◆ **Pedido a**
Copie sem nenhuma alteração as linhas dos registros, do início deles até a linha que contém "accessory-card[interactable]: x8 Ground", incluindo essa linha.

::: Trecho escolhido :::

Embora nossa programação semanal de trabalho, de cinco dias e meio, fosse bem apertada, ainda participávamos no ministério cristão nos fins de semana. Em certo dia, 16 de nós fomos detidos e presos em Brooklyn. O motivo? É que naquele tempo considerávamos a religião como sinônimo de religião falsa, de modo que carregávamos cartazes com os dizeres “A Religião É Laço e Extorsão” de um lado, e do outro “Servi a Deus e a Cristo, o Rei”. Esse foi o motivo da prisão, mas Hayden Covington, advogado da Sociedade Torre de Vigia, nos libertou sob fiança. Na época, muitos casos que envolviam a liberdade de adoração estavam sendo julgados pela Suprema Corte dos Estados Unidos, e era emocionante estar em Betel e ouvir em primeira mão os relatórios sobre nossas vitórias.
Por fim, fui designado para serviços que utilizavam minha experiência em pintura. Em Staten Island, um dos cinco distritos da cidade de Nova York, ficava a nossa emissora de rádio, a WBBR. As torres da emissora se elevavam a mais de 60 metros de altura, e tinham três conjuntos de fios de sustentação. Eu me sentava numa tábua de 90 centímetros de comprimento por 20 de largura, enquanto um ajudante ia me içando. A uma altura considerável, e nesse pequeno assento, pintei as torres e os fios de sustentação. Algumas pessoas me perguntavam se não orávamos bastante nesse serviço.

:::

◆ **Pedido b**
Liste todas as medidas de altura, comprimento ou largura que aparecem no trecho, dizendo a que cada uma se refere.

::: Dados fornecidos :::

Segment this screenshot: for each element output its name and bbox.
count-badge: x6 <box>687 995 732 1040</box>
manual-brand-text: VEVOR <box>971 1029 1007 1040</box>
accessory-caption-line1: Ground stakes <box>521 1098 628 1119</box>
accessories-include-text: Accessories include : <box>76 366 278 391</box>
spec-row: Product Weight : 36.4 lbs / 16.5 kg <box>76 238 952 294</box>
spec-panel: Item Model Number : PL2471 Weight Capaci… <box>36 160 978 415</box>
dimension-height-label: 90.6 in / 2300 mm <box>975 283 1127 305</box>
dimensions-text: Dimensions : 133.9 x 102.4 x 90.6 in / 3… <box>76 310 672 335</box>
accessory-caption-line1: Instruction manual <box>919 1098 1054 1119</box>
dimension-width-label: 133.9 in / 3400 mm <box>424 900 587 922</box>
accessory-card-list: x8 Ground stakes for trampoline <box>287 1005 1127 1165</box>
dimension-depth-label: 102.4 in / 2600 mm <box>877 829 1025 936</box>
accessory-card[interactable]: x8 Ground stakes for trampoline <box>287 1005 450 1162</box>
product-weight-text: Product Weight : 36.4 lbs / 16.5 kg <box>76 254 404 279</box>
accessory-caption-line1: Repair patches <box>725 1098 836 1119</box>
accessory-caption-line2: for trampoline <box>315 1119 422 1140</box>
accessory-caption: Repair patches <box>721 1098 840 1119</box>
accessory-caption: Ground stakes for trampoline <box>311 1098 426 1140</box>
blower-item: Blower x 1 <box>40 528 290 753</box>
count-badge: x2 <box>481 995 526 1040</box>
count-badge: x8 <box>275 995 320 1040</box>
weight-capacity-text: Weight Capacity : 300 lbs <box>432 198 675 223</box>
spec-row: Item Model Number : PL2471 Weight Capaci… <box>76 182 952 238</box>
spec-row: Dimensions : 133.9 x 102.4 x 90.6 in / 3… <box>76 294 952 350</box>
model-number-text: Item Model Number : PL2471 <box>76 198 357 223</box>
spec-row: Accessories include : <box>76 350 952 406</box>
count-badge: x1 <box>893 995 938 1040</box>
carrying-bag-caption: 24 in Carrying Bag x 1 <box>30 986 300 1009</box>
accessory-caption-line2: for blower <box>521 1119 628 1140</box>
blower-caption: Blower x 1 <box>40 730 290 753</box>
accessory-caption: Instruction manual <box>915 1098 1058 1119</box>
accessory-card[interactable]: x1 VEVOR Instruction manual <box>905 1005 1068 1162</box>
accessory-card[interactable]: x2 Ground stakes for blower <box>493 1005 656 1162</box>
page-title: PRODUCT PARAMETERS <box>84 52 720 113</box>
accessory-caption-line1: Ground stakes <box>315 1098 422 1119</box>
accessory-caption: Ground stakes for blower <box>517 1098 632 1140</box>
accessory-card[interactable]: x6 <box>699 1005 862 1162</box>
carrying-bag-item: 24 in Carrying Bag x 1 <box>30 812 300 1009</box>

:::

◆ **Resposta a**
Segment this screenshot: for each element output its name and bbox.
count-badge: x6 <box>687 995 732 1040</box>
manual-brand-text: VEVOR <box>971 1029 1007 1040</box>
accessory-caption-line1: Ground stakes <box>521 1098 628 1119</box>
accessories-include-text: Accessories include : <box>76 366 278 391</box>
spec-row: Product Weight : 36.4 lbs / 16.5 kg <box>76 238 952 294</box>
spec-panel: Item Model Number : PL2471 Weight Capaci… <box>36 160 978 415</box>
dimension-height-label: 90.6 in / 2300 mm <box>975 283 1127 305</box>
dimensions-text: Dimensions : 133.9 x 102.4 x 90.6 in / 3… <box>76 310 672 335</box>
accessory-caption-line1: Instruction manual <box>919 1098 1054 1119</box>
dimension-width-label: 133.9 in / 3400 mm <box>424 900 587 922</box>
accessory-card-list: x8 Ground stakes for trampoline <box>287 1005 1127 1165</box>
dimension-depth-label: 102.4 in / 2600 mm <box>877 829 1025 936</box>
accessory-card[interactable]: x8 Ground stakes for trampoline <box>287 1005 450 1162</box>

◆ **Resposta b**
- Mais de 60 metros: altura das torres da emissora
- 90 centímetros: comprimento da tábua
- 20 centímetros: largura da tábua